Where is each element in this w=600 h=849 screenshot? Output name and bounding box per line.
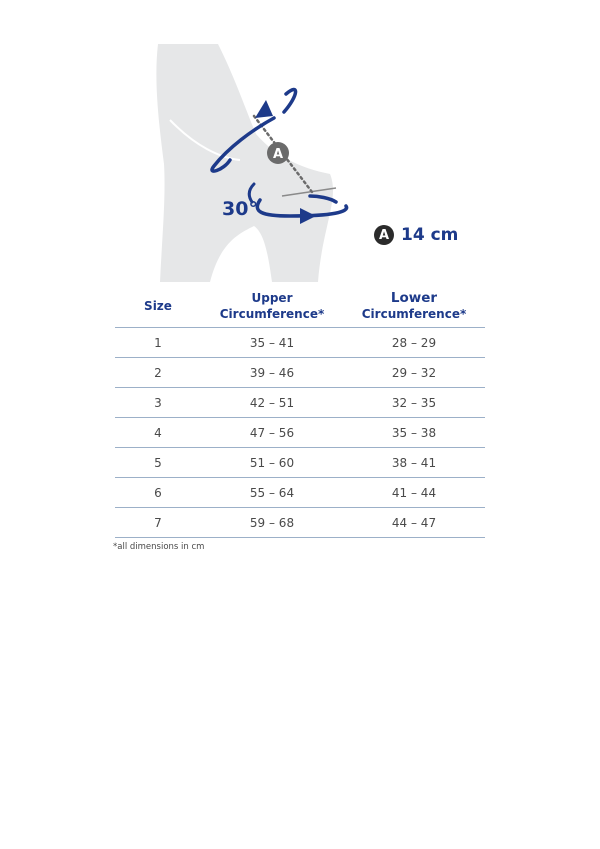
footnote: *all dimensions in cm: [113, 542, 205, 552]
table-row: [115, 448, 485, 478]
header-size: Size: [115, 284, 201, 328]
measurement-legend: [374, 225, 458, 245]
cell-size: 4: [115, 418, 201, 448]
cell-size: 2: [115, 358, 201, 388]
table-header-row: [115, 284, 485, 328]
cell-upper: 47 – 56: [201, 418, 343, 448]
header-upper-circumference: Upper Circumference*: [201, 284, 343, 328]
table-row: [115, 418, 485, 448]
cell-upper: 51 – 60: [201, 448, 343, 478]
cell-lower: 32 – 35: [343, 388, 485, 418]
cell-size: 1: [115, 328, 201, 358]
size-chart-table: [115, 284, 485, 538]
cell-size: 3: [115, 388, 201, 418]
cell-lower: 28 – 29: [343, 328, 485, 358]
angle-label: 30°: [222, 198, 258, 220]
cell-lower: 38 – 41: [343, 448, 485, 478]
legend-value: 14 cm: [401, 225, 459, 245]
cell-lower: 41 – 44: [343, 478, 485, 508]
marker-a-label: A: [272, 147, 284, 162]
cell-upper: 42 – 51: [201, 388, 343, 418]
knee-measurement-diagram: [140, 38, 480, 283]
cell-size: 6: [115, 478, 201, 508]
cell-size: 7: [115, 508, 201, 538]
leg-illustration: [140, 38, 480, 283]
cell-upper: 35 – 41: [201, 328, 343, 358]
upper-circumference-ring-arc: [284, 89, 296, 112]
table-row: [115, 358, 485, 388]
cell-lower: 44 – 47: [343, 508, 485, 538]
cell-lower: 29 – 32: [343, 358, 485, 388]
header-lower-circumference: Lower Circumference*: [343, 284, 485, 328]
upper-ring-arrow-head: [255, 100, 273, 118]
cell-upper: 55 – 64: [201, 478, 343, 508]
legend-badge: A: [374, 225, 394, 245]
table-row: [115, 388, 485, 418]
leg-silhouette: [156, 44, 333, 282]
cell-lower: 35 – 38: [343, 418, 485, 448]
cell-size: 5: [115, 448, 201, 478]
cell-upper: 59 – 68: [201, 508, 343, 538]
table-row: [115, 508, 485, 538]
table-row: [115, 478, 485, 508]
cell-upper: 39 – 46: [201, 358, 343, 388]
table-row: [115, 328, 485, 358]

Required task: Pick out every line above that contains the string "lower". Case counts, so a line matches only if the letters have the same capitalization.

Written response:
cell-lower: 32 – 35: [343, 388, 485, 418]
cell-lower: 28 – 29: [343, 328, 485, 358]
cell-lower: 38 – 41: [343, 448, 485, 478]
cell-lower: 41 – 44: [343, 478, 485, 508]
cell-lower: 44 – 47: [343, 508, 485, 538]
cell-lower: 29 – 32: [343, 358, 485, 388]
header-lower-circumference: Lower Circumference*: [343, 284, 485, 328]
cell-lower: 35 – 38: [343, 418, 485, 448]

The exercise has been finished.